--- DATASET RECORDS ---
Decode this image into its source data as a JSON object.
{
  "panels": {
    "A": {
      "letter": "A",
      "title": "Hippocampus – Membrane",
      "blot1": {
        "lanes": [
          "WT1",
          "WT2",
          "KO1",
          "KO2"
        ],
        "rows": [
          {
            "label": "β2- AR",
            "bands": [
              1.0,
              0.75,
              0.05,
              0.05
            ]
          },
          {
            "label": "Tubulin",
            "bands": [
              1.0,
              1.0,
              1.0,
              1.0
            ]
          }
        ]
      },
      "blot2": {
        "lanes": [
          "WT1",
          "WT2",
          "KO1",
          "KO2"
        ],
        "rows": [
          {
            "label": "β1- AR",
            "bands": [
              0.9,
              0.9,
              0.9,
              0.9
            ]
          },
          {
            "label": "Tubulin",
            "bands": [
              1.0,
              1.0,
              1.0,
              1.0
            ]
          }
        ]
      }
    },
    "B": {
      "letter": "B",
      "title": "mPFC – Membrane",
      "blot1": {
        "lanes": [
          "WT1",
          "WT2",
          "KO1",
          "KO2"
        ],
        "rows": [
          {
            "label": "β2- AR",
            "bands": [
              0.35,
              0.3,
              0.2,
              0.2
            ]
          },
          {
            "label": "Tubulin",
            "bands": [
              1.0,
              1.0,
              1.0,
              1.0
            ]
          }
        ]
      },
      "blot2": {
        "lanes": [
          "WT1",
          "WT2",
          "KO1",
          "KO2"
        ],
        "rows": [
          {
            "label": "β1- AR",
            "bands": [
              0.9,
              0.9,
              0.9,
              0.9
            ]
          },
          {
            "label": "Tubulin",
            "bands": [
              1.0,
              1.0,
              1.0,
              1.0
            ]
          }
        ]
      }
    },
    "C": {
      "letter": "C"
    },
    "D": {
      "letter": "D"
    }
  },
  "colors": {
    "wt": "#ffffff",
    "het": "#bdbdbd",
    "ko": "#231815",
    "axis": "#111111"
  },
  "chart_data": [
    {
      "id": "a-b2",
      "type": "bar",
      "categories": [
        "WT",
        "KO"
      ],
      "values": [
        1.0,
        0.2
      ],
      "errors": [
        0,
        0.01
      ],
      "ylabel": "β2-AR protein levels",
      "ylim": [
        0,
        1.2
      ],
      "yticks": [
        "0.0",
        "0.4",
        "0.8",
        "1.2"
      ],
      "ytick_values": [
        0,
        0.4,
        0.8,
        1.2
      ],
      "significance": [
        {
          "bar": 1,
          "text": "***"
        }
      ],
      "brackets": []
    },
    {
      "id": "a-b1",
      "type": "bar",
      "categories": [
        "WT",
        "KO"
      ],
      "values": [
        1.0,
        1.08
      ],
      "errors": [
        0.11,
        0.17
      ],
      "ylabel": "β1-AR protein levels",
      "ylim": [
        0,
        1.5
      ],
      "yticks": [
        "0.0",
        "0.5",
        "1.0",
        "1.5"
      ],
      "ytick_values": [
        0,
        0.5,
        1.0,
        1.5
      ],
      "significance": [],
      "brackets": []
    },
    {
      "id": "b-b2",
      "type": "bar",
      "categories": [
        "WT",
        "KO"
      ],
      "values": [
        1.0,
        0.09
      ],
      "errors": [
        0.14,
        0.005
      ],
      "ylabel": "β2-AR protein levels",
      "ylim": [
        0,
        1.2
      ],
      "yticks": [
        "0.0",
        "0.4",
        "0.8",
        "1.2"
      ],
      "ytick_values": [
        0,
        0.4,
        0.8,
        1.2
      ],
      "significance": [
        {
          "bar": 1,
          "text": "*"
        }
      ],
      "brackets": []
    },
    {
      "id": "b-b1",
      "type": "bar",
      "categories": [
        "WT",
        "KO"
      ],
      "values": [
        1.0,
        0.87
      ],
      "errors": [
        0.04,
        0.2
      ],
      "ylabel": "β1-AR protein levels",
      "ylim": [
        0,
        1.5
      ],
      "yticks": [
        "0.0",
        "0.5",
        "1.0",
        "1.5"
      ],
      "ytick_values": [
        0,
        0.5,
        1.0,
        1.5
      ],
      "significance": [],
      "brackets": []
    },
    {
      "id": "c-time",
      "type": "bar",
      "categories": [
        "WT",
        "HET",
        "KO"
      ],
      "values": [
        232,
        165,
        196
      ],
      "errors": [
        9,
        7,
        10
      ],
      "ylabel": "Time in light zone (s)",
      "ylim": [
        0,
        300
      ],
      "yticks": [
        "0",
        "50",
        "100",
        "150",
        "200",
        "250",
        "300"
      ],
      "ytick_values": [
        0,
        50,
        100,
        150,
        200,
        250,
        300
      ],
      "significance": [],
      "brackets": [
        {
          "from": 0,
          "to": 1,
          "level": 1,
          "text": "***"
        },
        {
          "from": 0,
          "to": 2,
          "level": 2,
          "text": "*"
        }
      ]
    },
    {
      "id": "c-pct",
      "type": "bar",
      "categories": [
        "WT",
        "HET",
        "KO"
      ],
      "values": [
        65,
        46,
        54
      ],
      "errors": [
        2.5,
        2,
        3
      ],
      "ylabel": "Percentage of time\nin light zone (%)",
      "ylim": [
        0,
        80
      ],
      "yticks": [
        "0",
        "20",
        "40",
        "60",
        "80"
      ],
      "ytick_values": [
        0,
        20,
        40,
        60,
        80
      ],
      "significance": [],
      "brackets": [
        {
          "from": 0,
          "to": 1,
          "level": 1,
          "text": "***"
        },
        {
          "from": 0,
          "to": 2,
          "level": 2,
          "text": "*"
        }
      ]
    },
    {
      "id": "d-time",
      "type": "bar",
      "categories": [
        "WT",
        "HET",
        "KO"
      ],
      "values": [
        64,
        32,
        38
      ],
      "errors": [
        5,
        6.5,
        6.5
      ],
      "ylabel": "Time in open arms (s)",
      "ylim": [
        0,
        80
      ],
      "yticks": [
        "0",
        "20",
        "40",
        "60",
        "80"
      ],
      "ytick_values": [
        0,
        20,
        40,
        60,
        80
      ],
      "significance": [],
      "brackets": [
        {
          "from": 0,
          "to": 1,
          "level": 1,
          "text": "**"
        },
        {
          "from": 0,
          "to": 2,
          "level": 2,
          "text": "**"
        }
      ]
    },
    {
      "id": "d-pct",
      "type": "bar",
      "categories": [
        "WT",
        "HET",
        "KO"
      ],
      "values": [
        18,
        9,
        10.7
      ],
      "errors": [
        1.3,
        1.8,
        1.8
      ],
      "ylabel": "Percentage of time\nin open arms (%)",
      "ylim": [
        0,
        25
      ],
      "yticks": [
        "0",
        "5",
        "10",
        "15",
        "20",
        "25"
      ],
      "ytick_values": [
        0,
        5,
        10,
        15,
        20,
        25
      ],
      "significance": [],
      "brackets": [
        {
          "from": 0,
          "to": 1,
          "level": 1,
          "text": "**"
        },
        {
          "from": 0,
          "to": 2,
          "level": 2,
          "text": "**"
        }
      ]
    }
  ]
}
---
### WHAT YOU ARE ASKED TO DO
What is needed is a word-for-word copy of all the records above.

### ANSWER TO THIS PROBLEM
Decode this image into its source data as a JSON object.
{
  "panels": {
    "A": {
      "letter": "A",
      "title": "Hippocampus – Membrane",
      "blot1": {
        "lanes": [
          "WT1",
          "WT2",
          "KO1",
          "KO2"
        ],
        "rows": [
          {
            "label": "β2- AR",
            "bands": [
              1.0,
              0.75,
              0.05,
              0.05
            ]
          },
          {
            "label": "Tubulin",
            "bands": [
              1.0,
              1.0,
              1.0,
              1.0
            ]
          }
        ]
      },
      "blot2": {
        "lanes": [
          "WT1",
          "WT2",
          "KO1",
          "KO2"
        ],
        "rows": [
          {
            "label": "β1- AR",
            "bands": [
              0.9,
              0.9,
              0.9,
              0.9
            ]
          },
          {
            "label": "Tubulin",
            "bands": [
              1.0,
              1.0,
              1.0,
              1.0
            ]
          }
        ]
      }
    },
    "B": {
      "letter": "B",
      "title": "mPFC – Membrane",
      "blot1": {
        "lanes": [
          "WT1",
          "WT2",
          "KO1",
          "KO2"
        ],
        "rows": [
          {
            "label": "β2- AR",
            "bands": [
              0.35,
              0.3,
              0.2,
              0.2
            ]
          },
          {
            "label": "Tubulin",
            "bands": [
              1.0,
              1.0,
              1.0,
              1.0
            ]
          }
        ]
      },
      "blot2": {
        "lanes": [
          "WT1",
          "WT2",
          "KO1",
          "KO2"
        ],
        "rows": [
          {
            "label": "β1- AR",
            "bands": [
              0.9,
              0.9,
              0.9,
              0.9
            ]
          },
          {
            "label": "Tubulin",
            "bands": [
              1.0,
              1.0,
              1.0,
              1.0
            ]
          }
        ]
      }
    },
    "C": {
      "letter": "C"
    },
    "D": {
      "letter": "D"
    }
  },
  "colors": {
    "wt": "#ffffff",
    "het": "#bdbdbd",
    "ko": "#231815",
    "axis": "#111111"
  },
  "chart_data": [
    {
      "id": "a-b2",
      "type": "bar",
      "categories": [
        "WT",
        "KO"
      ],
      "values": [
        1.0,
        0.2
      ],
      "errors": [
        0,
        0.01
      ],
      "ylabel": "β2-AR protein levels",
      "ylim": [
        0,
        1.2
      ],
      "yticks": [
        "0.0",
        "0.4",
        "0.8",
        "1.2"
      ],
      "ytick_values": [
        0,
        0.4,
        0.8,
        1.2
      ],
      "significance": [
        {
          "bar": 1,
          "text": "***"
        }
      ],
      "brackets": []
    },
    {
      "id": "a-b1",
      "type": "bar",
      "categories": [
        "WT",
        "KO"
      ],
      "values": [
        1.0,
        1.08
      ],
      "errors": [
        0.11,
        0.17
      ],
      "ylabel": "β1-AR protein levels",
      "ylim": [
        0,
        1.5
      ],
      "yticks": [
        "0.0",
        "0.5",
        "1.0",
        "1.5"
      ],
      "ytick_values": [
        0,
        0.5,
        1.0,
        1.5
      ],
      "significance": [],
      "brackets": []
    },
    {
      "id": "b-b2",
      "type": "bar",
      "categories": [
        "WT",
        "KO"
      ],
      "values": [
        1.0,
        0.09
      ],
      "errors": [
        0.14,
        0.005
      ],
      "ylabel": "β2-AR protein levels",
      "ylim": [
        0,
        1.2
      ],
      "yticks": [
        "0.0",
        "0.4",
        "0.8",
        "1.2"
      ],
      "ytick_values": [
        0,
        0.4,
        0.8,
        1.2
      ],
      "significance": [
        {
          "bar": 1,
          "text": "*"
        }
      ],
      "brackets": []
    },
    {
      "id": "b-b1",
      "type": "bar",
      "categories": [
        "WT",
        "KO"
      ],
      "values": [
        1.0,
        0.87
      ],
      "errors": [
        0.04,
        0.2
      ],
      "ylabel": "β1-AR protein levels",
      "ylim": [
        0,
        1.5
      ],
      "yticks": [
        "0.0",
        "0.5",
        "1.0",
        "1.5"
      ],
      "ytick_values": [
        0,
        0.5,
        1.0,
        1.5
      ],
      "significance": [],
      "brackets": []
    },
    {
      "id": "c-time",
      "type": "bar",
      "categories": [
        "WT",
        "HET",
        "KO"
      ],
      "values": [
        232,
        165,
        196
      ],
      "errors": [
        9,
        7,
        10
      ],
      "ylabel": "Time in light zone (s)",
      "ylim": [
        0,
        300
      ],
      "yticks": [
        "0",
        "50",
        "100",
        "150",
        "200",
        "250",
        "300"
      ],
      "ytick_values": [
        0,
        50,
        100,
        150,
        200,
        250,
        300
      ],
      "significance": [],
      "brackets": [
        {
          "from": 0,
          "to": 1,
          "level": 1,
          "text": "***"
        },
        {
          "from": 0,
          "to": 2,
          "level": 2,
          "text": "*"
        }
      ]
    },
    {
      "id": "c-pct",
      "type": "bar",
      "categories": [
        "WT",
        "HET",
        "KO"
      ],
      "values": [
        65,
        46,
        54
      ],
      "errors": [
        2.5,
        2,
        3
      ],
      "ylabel": "Percentage of time\nin light zone (%)",
      "ylim": [
        0,
        80
      ],
      "yticks": [
        "0",
        "20",
        "40",
        "60",
        "80"
      ],
      "ytick_values": [
        0,
        20,
        40,
        60,
        80
      ],
      "significance": [],
      "brackets": [
        {
          "from": 0,
          "to": 1,
          "level": 1,
          "text": "***"
        },
        {
          "from": 0,
          "to": 2,
          "level": 2,
          "text": "*"
        }
      ]
    },
    {
      "id": "d-time",
      "type": "bar",
      "categories": [
        "WT",
        "HET",
        "KO"
      ],
      "values": [
        64,
        32,
        38
      ],
      "errors": [
        5,
        6.5,
        6.5
      ],
      "ylabel": "Time in open arms (s)",
      "ylim": [
        0,
        80
      ],
      "yticks": [
        "0",
        "20",
        "40",
        "60",
        "80"
      ],
      "ytick_values": [
        0,
        20,
        40,
        60,
        80
      ],
      "significance": [],
      "brackets": [
        {
          "from": 0,
          "to": 1,
          "level": 1,
          "text": "**"
        },
        {
          "from": 0,
          "to": 2,
          "level": 2,
          "text": "**"
        }
      ]
    },
    {
      "id": "d-pct",
      "type": "bar",
      "categories": [
        "WT",
        "HET",
        "KO"
      ],
      "values": [
        18,
        9,
        10.7
      ],
      "errors": [
        1.3,
        1.8,
        1.8
      ],
      "ylabel": "Percentage of time\nin open arms (%)",
      "ylim": [
        0,
        25
      ],
      "yticks": [
        "0",
        "5",
        "10",
        "15",
        "20",
        "25"
      ],
      "ytick_values": [
        0,
        5,
        10,
        15,
        20,
        25
      ],
      "significance": [],
      "brackets": [
        {
          "from": 0,
          "to": 1,
          "level": 1,
          "text": "**"
        },
        {
          "from": 0,
          "to": 2,
          "level": 2,
          "text": "**"
        }
      ]
    }
  ]
}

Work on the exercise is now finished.